TEKS KUTIPAN:
>>>>>

Sudah jelas bahwa minat baca masyarakat memang minim apalagi mahasiswa. Saya tidak mau bermuluk ria menjelaskan dimana urutan minat baca masyarakat Indonesia. Saya yakin kita bisa mawas diri dengan melihat ke cermin pada wajah kita sendiri-sendiri. Membaca masih menjadi hantu modern yang menakutkan. Jangankan membaca, saya yakin membeli bukupun kita jarang (sekali). Sekalipun beli buku saya yakin buku-buku itu baru dibaca setelah mahasiswa lulus. Pengangguran pascalulus menjadikan seseorang punya waktu berlebih untuk membaca. Eh.…..
Setidaknya saya mau ikut berbela sungkawa atas matinya minat baca mahasiswa ini. Bela sungkawa mendalam, sebab nyatanya tidak ada mahasiswa yang benar-benar suka membaca dan belajar. Entah karena kemalasan atau faktor eksternal lainnya banyaknya mahasiswa yang jarang baca bukanlah hoax.
Mereka lebih banyak meluangkan waktu untuk bermain-main dengan gawainya bahkan traveling ke tempat-tempat keren. Saya rasa ini semua merupakan serangkaian upacara berkembangnya gawai, tempat wisata, tren pakaian, dan lain-lain. Masyarakat kita digiring menuju hal-hal berbau kekinian untuk menanggalkan banyak budaya termasuk budaya baca. Selain itu ketidakmampuan lepas dari media sosial merupakan penyakit turun temurun yang mulai menyebar. Mahasiswa sekarang lebih panik ketika ketinggalan charger telepon pintar mereka ketimbang ketinggalan buku. Bukankah begitu??.….
Gawai, berkembangnya gawai menjadi magnet kuat yang bahkan tidak bisa dilepaskan dari jemari mahasiswa. Mahasiswa cenderung menghabiskan waktu mereka untuk melotot didepan gawai. Sebagaimana yang biasa terjadi didalam kelas sekalipun, mahasiswa lebih tertarik pada gawai daripada diskusi. Ini merupakan perubahan zaman yang tidak bisa dihindari sekalipun oleh mahasiswa militan yang getol membaca. Saya yakin dirinya akan menyingkirkan gawai beberapa meter darinya untuk meluangkan waktu dan membaca.
Tepatnya 15 tahun yang lalu di hari yang sama yaitu 17 Mei dirayakan sebagai Hari Buku Nasional. Namun disamping perayaan ini mengikuti pula matinya semangat baca khususnya dalam dunia pendidikan. Seringkali saya jumpai justru mereka-mereka yang tidak menempuh pendidikan tinggilah yang malah getol mempertahankan buku dan budaya baca. Perlu kita sayangkan adalah sudah tidak ada lagi geliat literasi yang tumbuh dalam diri mahasiswa. Padahal mahasiswa merupakan tonggak utama sebagai generasi muda yang melestarikan semangat baca. Kita sepertinya sudah tersihir dengan zona nyaman yang membuat kita enggan membaca.

<<<<<

TUJUAN TUGAS:
Tulis kelanjutan tulisan tentang minat baca mahasiswa di atas, dimulai setelah kalimat terakhirnya.

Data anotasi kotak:
>>>>>

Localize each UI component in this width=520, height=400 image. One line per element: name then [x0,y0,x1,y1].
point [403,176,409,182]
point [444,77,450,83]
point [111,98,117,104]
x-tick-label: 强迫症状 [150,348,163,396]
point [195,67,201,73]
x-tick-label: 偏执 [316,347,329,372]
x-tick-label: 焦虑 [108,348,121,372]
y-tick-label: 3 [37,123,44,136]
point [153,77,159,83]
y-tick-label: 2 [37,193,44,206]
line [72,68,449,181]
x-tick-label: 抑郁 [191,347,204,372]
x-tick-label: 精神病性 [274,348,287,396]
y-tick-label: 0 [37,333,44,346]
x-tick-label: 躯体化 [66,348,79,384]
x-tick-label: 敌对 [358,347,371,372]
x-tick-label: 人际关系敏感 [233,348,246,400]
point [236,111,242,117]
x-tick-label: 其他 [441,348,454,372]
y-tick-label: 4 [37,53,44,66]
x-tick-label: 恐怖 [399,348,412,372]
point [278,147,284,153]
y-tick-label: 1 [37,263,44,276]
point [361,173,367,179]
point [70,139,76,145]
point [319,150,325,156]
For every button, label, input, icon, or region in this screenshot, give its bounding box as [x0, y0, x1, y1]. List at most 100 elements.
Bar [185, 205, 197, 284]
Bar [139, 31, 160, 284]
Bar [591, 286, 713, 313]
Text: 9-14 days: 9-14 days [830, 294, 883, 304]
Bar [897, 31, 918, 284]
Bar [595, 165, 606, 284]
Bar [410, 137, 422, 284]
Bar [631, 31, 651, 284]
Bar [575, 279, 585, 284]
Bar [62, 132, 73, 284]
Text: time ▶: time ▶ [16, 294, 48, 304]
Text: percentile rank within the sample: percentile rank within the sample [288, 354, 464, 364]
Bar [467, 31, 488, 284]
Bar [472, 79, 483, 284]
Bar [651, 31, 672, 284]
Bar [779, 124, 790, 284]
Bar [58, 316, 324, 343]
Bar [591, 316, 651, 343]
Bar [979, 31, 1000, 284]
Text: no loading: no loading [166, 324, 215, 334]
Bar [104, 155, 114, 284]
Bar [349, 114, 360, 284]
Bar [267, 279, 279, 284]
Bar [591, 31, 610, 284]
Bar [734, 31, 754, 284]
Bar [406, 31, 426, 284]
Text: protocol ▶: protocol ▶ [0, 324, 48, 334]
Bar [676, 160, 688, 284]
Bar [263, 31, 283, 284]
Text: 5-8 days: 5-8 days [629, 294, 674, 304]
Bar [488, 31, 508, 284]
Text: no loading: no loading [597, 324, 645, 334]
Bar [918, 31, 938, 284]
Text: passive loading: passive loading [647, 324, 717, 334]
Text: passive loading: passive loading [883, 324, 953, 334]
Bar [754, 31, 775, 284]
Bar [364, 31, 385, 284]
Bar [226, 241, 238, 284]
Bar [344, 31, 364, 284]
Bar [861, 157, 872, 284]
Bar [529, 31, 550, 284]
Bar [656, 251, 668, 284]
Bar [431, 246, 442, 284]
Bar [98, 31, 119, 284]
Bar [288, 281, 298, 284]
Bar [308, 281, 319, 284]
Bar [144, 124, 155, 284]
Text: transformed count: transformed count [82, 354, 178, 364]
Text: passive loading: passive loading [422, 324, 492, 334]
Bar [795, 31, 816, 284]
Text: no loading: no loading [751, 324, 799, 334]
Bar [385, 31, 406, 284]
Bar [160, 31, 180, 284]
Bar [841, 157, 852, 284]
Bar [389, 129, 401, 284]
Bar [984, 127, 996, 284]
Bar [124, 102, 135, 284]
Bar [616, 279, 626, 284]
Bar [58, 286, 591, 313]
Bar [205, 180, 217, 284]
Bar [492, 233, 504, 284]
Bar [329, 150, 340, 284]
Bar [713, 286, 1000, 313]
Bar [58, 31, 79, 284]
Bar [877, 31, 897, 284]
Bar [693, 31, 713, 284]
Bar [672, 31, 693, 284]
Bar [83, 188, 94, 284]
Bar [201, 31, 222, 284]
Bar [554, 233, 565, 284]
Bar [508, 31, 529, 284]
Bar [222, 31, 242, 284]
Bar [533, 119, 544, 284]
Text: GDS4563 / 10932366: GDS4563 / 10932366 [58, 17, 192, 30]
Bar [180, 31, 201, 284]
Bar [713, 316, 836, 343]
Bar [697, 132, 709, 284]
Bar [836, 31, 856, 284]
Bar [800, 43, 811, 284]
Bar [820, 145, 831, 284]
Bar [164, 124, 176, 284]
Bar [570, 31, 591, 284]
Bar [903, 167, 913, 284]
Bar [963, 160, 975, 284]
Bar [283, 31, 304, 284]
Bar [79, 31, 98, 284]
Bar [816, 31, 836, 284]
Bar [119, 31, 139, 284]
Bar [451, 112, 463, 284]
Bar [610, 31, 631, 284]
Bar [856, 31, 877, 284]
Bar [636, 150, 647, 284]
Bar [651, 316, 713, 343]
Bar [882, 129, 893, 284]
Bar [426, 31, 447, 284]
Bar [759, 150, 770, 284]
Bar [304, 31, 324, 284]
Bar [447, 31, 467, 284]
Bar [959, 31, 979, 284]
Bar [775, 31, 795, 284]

<<<<<

HASIL TUGAS:
Padahal perayaan hari ini merupakan wujud perhatian pemerintah akan rendahnya minat baca masyarakat kita. Namun setelah belasan tahun Hari Buku Nasional ini digaungkan, kondisi masyarakat kita (masih) sama. Bahkan dalam dunia pendidikan sekalipun masih jarang yang melek literasi. Dapatlah kita hitung dengan jari berapa orang yang memang mencintai dan membaca buku.
Perayaan hari buku ini masih sebatas pajangan buku pada rak-rak buku dirumah. Meskipun sudah ada (pula) perpustakaan keliling nyatanya minat baca masih juga dekaden. Saya kira ketakutan akan buku dan membaca ini memang menjadi momok menyeramkan bagi generasi kita. Belum ada solusi pragmatis yang dapat mengubah kebiasaan buruk ini. Sekalipun saya, anda atau sudah banyak orang menyuarakan semangat membaca dan mencintai buku.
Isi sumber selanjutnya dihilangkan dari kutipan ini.